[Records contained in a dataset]

[BEGIN]

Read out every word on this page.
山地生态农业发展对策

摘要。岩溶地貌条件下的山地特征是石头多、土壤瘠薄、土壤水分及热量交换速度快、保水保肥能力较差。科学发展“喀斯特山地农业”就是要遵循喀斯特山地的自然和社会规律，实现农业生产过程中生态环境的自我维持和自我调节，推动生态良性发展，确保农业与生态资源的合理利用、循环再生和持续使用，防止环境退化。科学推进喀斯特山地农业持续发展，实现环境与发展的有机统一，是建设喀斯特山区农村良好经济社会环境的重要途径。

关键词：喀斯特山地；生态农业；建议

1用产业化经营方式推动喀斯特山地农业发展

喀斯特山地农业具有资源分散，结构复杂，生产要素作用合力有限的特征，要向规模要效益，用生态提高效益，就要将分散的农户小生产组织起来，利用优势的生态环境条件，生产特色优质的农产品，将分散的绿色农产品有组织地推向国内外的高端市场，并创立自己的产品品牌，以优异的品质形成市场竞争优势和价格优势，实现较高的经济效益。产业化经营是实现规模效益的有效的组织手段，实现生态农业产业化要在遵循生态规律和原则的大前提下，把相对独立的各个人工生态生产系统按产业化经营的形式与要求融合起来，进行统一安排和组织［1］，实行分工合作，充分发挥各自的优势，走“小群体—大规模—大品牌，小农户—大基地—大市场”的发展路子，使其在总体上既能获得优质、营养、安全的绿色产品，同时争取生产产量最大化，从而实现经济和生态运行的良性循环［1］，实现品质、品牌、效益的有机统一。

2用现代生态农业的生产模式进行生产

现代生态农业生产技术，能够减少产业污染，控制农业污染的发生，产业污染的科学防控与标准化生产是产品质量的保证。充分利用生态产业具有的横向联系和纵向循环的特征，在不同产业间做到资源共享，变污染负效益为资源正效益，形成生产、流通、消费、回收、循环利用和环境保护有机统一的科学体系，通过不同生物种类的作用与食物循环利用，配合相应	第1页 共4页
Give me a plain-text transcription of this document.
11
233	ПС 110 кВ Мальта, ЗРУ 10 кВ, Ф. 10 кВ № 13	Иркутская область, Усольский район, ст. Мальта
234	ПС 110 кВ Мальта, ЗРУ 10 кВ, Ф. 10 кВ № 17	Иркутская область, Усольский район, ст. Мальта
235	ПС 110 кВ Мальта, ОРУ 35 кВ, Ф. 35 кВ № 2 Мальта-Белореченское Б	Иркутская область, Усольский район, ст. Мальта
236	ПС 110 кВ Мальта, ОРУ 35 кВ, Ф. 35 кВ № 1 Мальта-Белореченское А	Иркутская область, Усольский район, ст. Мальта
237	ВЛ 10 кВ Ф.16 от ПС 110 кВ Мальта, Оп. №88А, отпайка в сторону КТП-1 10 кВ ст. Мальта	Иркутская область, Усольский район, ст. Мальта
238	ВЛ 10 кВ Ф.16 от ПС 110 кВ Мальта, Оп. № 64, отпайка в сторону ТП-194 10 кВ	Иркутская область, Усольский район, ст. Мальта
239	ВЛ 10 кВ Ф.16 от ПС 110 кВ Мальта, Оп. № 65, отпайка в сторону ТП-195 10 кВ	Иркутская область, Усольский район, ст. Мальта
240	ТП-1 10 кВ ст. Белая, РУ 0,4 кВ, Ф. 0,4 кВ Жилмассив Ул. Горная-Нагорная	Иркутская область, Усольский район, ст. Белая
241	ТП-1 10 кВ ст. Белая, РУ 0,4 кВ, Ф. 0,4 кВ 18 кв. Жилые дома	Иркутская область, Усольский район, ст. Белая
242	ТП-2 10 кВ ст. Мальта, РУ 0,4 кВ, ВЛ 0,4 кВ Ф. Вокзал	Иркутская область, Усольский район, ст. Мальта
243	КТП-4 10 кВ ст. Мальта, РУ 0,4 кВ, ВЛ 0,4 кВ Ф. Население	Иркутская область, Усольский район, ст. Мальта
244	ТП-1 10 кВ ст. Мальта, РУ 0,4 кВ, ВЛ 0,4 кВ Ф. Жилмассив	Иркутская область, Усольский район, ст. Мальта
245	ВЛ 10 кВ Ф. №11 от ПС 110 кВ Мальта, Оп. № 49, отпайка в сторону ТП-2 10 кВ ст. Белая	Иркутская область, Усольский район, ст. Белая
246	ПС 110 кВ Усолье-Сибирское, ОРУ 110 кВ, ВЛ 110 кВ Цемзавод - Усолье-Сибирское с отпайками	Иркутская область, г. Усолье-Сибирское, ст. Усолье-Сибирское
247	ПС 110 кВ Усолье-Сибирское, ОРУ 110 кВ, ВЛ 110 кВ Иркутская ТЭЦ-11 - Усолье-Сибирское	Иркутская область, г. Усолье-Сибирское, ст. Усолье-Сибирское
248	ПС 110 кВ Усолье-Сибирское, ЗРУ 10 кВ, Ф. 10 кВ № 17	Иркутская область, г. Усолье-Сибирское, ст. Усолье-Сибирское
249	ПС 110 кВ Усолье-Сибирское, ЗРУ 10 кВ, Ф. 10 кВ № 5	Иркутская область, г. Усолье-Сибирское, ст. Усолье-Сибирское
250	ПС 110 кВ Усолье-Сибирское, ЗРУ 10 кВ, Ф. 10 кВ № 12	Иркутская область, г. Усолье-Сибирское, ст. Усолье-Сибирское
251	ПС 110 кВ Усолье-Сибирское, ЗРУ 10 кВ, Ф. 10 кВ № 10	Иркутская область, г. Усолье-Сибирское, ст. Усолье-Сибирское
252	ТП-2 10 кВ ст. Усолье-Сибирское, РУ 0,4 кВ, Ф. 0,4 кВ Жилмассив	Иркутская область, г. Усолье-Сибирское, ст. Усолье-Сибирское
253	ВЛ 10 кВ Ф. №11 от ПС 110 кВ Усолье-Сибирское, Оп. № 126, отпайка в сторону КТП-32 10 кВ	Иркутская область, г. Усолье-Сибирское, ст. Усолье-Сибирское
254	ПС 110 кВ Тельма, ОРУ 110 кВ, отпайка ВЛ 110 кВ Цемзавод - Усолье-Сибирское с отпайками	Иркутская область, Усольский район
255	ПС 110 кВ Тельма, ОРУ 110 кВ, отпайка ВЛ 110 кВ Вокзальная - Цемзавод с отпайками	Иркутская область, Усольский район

[END]

Goal >> Retype every entry word for word.

Solution below >>
Read out every word on this page.
山地生态农业发展对策

摘要。岩溶地貌条件下的山地特征是石头多、土壤瘠薄、土壤水分及热量交换速度快、保水保肥能力较差。科学发展“喀斯特山地农业”就是要遵循喀斯特山地的自然和社会规律，实现农业生产过程中生态环境的自我维持和自我调节，推动生态良性发展，确保农业与生态资源的合理利用、循环再生和持续使用，防止环境退化。科学推进喀斯特山地农业持续发展，实现环境与发展的有机统一，是建设喀斯特山区农村良好经济社会环境的重要途径。

关键词：喀斯特山地；生态农业；建议

1用产业化经营方式推动喀斯特山地农业发展

喀斯特山地农业具有资源分散，结构复杂，生产要素作用合力有限的特征，要向规模要效益，用生态提高效益，就要将分散的农户小生产组织起来，利用优势的生态环境条件，生产特色优质的农产品，将分散的绿色农产品有组织地推向国内外的高端市场，并创立自己的产品品牌，以优异的品质形成市场竞争优势和价格优势，实现较高的经济效益。产业化经营是实现规模效益的有效的组织手段，实现生态农业产业化要在遵循生态规律和原则的大前提下，把相对独立的各个人工生态生产系统按产业化经营的形式与要求融合起来，进行统一安排和组织［1］，实行分工合作，充分发挥各自的优势，走“小群体—大规模—大品牌，小农户—大基地—大市场”的发展路子，使其在总体上既能获得优质、营养、安全的绿色产品，同时争取生产产量最大化，从而实现经济和生态运行的良性循环［1］，实现品质、品牌、效益的有机统一。

2用现代生态农业的生产模式进行生产

现代生态农业生产技术，能够减少产业污染，控制农业污染的发生，产业污染的科学防控与标准化生产是产品质量的保证。充分利用生态产业具有的横向联系和纵向循环的特征，在不同产业间做到资源共享，变污染负效益为资源正效益，形成生产、流通、消费、回收、循环利用和环境保护有机统一的科学体系，通过不同生物种类的作用与食物循环利用，配合相应	第1页 共4页
Give me a plain-text transcription of this document.
11
233	ПС 110 кВ Мальта, ЗРУ 10 кВ, Ф. 10 кВ № 13	Иркутская область, Усольский район, ст. Мальта
234	ПС 110 кВ Мальта, ЗРУ 10 кВ, Ф. 10 кВ № 17	Иркутская область, Усольский район, ст. Мальта
235	ПС 110 кВ Мальта, ОРУ 35 кВ, Ф. 35 кВ № 2 Мальта-Белореченское Б	Иркутская область, Усольский район, ст. Мальта
236	ПС 110 кВ Мальта, ОРУ 35 кВ, Ф. 35 кВ № 1 Мальта-Белореченское А	Иркутская область, Усольский район, ст. Мальта
237	ВЛ 10 кВ Ф.16 от ПС 110 кВ Мальта, Оп. №88А, отпайка в сторону КТП-1 10 кВ ст. Мальта	Иркутская область, Усольский район, ст. Мальта
238	ВЛ 10 кВ Ф.16 от ПС 110 кВ Мальта, Оп. № 64, отпайка в сторону ТП-194 10 кВ	Иркутская область, Усольский район, ст. Мальта
239	ВЛ 10 кВ Ф.16 от ПС 110 кВ Мальта, Оп. № 65, отпайка в сторону ТП-195 10 кВ	Иркутская область, Усольский район, ст. Мальта
240	ТП-1 10 кВ ст. Белая, РУ 0,4 кВ, Ф. 0,4 кВ Жилмассив Ул. Горная-Нагорная	Иркутская область, Усольский район, ст. Белая
241	ТП-1 10 кВ ст. Белая, РУ 0,4 кВ, Ф. 0,4 кВ 18 кв. Жилые дома	Иркутская область, Усольский район, ст. Белая
242	ТП-2 10 кВ ст. Мальта, РУ 0,4 кВ, ВЛ 0,4 кВ Ф. Вокзал	Иркутская область, Усольский район, ст. Мальта
243	КТП-4 10 кВ ст. Мальта, РУ 0,4 кВ, ВЛ 0,4 кВ Ф. Население	Иркутская область, Усольский район, ст. Мальта
244	ТП-1 10 кВ ст. Мальта, РУ 0,4 кВ, ВЛ 0,4 кВ Ф. Жилмассив	Иркутская область, Усольский район, ст. Мальта
245	ВЛ 10 кВ Ф. №11 от ПС 110 кВ Мальта, Оп. № 49, отпайка в сторону ТП-2 10 кВ ст. Белая	Иркутская область, Усольский район, ст. Белая
246	ПС 110 кВ Усолье-Сибирское, ОРУ 110 кВ, ВЛ 110 кВ Цемзавод - Усолье-Сибирское с отпайками	Иркутская область, г. Усолье-Сибирское, ст. Усолье-Сибирское
247	ПС 110 кВ Усолье-Сибирское, ОРУ 110 кВ, ВЛ 110 кВ Иркутская ТЭЦ-11 - Усолье-Сибирское	Иркутская область, г. Усолье-Сибирское, ст. Усолье-Сибирское
248	ПС 110 кВ Усолье-Сибирское, ЗРУ 10 кВ, Ф. 10 кВ № 17	Иркутская область, г. Усолье-Сибирское, ст. Усолье-Сибирское
249	ПС 110 кВ Усолье-Сибирское, ЗРУ 10 кВ, Ф. 10 кВ № 5	Иркутская область, г. Усолье-Сибирское, ст. Усолье-Сибирское
250	ПС 110 кВ Усолье-Сибирское, ЗРУ 10 кВ, Ф. 10 кВ № 12	Иркутская область, г. Усолье-Сибирское, ст. Усолье-Сибирское
251	ПС 110 кВ Усолье-Сибирское, ЗРУ 10 кВ, Ф. 10 кВ № 10	Иркутская область, г. Усолье-Сибирское, ст. Усолье-Сибирское
252	ТП-2 10 кВ ст. Усолье-Сибирское, РУ 0,4 кВ, Ф. 0,4 кВ Жилмассив	Иркутская область, г. Усолье-Сибирское, ст. Усолье-Сибирское
253	ВЛ 10 кВ Ф. №11 от ПС 110 кВ Усолье-Сибирское, Оп. № 126, отпайка в сторону КТП-32 10 кВ	Иркутская область, г. Усолье-Сибирское, ст. Усолье-Сибирское
254	ПС 110 кВ Тельма, ОРУ 110 кВ, отпайка ВЛ 110 кВ Цемзавод - Усолье-Сибирское с отпайками	Иркутская область, Усольский район
255	ПС 110 кВ Тельма, ОРУ 110 кВ, отпайка ВЛ 110 кВ Вокзальная - Цемзавод с отпайками	Иркутская область, Усольский район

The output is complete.